What the task asks:
Search the records for "content". Copy every line where it appears.

### Provided data ###

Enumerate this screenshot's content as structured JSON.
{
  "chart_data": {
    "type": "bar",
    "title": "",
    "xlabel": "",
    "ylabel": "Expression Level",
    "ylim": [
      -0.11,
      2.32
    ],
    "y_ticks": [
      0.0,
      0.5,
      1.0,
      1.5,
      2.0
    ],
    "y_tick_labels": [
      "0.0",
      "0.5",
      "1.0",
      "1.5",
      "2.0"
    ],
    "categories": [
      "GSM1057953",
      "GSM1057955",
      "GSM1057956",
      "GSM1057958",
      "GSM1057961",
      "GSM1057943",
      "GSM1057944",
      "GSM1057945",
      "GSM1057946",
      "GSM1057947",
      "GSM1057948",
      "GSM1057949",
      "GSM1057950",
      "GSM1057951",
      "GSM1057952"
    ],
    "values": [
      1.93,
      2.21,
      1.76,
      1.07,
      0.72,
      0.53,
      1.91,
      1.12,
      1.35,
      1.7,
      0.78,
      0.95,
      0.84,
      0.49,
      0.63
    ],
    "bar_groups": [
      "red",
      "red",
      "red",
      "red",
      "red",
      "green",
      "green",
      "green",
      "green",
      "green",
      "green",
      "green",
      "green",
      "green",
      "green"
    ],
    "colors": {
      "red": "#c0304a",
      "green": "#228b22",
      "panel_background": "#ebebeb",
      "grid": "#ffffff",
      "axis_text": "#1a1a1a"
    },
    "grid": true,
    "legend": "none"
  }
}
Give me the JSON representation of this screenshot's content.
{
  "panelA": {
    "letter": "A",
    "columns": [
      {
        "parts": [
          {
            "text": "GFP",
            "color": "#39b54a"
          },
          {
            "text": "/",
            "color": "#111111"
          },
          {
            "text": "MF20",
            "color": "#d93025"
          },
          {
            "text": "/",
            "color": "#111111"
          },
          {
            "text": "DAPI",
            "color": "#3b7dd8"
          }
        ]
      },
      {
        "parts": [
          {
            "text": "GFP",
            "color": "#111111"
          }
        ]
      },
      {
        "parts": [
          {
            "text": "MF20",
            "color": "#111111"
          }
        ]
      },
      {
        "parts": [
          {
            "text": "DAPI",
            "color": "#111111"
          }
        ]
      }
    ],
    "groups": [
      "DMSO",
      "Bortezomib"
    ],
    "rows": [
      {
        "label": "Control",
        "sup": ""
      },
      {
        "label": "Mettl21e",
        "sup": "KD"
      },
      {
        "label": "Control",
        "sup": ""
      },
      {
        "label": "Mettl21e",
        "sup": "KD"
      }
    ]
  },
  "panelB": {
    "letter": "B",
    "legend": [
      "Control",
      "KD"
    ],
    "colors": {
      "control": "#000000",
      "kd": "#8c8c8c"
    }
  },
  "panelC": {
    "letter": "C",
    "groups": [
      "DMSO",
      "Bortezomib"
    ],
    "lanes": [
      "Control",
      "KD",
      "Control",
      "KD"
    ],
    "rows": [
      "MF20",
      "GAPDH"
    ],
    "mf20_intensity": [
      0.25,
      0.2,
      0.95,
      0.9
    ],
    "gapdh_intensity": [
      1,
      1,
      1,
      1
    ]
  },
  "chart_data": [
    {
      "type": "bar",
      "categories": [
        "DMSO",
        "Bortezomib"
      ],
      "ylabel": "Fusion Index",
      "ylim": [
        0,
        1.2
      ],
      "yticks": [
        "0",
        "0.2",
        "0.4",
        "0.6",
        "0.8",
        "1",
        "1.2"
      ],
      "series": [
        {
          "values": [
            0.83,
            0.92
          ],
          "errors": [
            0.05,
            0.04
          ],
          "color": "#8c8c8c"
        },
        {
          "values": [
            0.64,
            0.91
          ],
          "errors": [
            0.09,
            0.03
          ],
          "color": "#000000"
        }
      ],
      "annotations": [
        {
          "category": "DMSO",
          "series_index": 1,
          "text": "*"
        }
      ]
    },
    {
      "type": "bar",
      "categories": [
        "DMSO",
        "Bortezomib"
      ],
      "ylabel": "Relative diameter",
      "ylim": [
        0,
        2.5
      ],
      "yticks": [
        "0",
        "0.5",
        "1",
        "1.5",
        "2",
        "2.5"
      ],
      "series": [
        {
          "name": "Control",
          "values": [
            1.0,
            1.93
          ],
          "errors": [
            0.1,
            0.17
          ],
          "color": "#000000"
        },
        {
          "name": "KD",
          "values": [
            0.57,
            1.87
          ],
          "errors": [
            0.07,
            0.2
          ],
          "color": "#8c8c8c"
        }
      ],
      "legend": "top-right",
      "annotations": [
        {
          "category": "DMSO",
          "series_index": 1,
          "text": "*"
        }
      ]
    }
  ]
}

###

Written answer:
Enumerate this screenshot's content as structured JSON.
Give me the JSON representation of this screenshot's content.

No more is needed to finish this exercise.